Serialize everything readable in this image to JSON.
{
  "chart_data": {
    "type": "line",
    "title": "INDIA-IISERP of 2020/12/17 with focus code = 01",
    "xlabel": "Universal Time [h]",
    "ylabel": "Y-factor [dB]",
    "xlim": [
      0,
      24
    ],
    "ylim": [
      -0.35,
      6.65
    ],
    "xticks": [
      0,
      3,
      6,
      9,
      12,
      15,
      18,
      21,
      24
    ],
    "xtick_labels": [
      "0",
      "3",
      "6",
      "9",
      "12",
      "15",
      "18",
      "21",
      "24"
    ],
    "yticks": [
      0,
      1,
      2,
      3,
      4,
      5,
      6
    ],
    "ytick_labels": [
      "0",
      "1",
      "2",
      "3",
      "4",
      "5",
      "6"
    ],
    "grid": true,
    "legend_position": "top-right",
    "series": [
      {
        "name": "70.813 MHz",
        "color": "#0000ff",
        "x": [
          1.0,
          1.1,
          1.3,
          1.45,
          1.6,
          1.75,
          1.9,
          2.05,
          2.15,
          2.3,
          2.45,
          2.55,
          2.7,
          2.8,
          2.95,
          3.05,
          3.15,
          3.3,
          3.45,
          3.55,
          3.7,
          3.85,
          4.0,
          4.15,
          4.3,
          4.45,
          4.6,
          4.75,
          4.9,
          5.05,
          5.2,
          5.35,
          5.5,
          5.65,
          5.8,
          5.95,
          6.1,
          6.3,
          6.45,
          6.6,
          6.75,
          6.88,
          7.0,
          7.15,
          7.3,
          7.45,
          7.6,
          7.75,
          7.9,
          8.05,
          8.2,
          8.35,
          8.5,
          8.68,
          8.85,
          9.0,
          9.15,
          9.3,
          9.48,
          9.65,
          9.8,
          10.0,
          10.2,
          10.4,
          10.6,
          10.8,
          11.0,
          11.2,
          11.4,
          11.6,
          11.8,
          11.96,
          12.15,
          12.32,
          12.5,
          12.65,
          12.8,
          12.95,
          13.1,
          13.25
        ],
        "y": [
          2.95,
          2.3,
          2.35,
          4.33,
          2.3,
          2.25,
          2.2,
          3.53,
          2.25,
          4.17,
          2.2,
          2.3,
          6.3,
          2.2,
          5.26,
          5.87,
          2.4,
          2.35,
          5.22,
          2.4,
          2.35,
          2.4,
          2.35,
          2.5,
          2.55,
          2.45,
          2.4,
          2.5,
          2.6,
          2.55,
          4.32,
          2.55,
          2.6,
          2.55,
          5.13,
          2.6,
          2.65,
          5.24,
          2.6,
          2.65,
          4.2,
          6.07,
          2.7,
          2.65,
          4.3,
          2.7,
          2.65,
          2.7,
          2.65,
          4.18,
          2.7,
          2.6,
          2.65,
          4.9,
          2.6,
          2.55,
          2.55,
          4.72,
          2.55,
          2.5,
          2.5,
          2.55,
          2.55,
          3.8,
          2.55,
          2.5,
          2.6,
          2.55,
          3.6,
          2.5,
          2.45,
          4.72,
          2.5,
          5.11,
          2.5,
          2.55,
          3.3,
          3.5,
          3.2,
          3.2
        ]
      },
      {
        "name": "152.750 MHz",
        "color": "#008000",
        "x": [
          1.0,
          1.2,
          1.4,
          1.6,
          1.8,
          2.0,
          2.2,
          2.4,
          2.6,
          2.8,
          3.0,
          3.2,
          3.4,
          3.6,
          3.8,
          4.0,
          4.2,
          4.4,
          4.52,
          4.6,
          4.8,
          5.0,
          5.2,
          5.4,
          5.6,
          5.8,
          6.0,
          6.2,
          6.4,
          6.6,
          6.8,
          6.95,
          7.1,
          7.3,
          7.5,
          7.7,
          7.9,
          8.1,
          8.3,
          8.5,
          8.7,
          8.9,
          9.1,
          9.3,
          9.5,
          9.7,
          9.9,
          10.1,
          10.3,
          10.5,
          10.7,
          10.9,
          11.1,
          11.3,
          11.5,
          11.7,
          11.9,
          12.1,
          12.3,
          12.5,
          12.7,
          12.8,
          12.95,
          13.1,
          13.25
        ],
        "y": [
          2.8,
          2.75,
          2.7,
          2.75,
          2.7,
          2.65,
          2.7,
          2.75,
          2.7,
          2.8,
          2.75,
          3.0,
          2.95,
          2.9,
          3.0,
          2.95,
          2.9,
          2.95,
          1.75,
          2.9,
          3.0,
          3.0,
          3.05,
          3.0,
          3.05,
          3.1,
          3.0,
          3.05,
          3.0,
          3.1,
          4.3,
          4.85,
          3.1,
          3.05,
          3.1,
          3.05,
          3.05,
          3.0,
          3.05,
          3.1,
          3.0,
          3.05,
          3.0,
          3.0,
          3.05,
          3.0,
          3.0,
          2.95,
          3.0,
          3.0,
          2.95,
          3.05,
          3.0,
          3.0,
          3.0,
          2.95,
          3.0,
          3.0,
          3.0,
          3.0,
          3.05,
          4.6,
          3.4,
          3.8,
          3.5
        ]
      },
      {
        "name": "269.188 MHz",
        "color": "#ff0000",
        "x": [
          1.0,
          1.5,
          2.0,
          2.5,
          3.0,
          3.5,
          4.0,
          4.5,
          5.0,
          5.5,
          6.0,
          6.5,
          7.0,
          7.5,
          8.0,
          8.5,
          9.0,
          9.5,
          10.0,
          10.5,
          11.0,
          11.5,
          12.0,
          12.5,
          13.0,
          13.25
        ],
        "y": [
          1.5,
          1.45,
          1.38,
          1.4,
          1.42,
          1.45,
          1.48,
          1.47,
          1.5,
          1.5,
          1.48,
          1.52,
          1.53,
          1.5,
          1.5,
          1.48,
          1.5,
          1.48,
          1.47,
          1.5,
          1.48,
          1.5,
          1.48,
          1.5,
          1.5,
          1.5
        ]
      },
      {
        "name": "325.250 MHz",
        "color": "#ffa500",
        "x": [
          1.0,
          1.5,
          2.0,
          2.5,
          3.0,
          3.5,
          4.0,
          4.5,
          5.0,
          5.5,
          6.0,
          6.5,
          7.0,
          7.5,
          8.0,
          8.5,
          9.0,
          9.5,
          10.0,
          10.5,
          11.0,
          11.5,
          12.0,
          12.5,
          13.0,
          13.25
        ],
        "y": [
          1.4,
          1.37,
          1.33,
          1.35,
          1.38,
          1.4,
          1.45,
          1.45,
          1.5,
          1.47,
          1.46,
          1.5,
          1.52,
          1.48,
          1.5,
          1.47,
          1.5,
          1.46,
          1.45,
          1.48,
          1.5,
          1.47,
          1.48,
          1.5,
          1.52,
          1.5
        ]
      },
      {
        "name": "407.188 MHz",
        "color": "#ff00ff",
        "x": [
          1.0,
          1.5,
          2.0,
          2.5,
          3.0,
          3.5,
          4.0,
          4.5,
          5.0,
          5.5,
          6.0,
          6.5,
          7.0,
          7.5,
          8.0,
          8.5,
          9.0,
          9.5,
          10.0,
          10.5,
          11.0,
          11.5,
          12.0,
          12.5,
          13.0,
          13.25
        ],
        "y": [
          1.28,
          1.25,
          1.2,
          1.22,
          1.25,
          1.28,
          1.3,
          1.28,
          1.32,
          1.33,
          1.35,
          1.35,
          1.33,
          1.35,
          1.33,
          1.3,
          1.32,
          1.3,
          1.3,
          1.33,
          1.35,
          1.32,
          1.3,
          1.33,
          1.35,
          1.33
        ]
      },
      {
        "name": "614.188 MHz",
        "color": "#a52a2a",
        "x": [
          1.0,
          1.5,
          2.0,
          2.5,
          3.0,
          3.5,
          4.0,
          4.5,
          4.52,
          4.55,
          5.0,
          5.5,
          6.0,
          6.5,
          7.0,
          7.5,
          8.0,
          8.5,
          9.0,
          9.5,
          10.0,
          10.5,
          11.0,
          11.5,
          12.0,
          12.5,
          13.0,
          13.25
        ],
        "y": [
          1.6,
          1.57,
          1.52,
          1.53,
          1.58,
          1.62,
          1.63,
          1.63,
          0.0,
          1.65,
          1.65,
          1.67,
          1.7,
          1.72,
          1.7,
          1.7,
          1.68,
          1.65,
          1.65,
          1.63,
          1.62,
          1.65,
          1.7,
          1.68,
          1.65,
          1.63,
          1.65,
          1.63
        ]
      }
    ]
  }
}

----------------------------------------

**The task:**
Look through the entries above and report each line where the string "name" occurs.

**The response:**
        "name": "70.813 MHz",
        "name": "152.750 MHz",
        "name": "269.188 MHz",
        "name": "325.250 MHz",
        "name": "407.188 MHz",
        "name": "614.188 MHz",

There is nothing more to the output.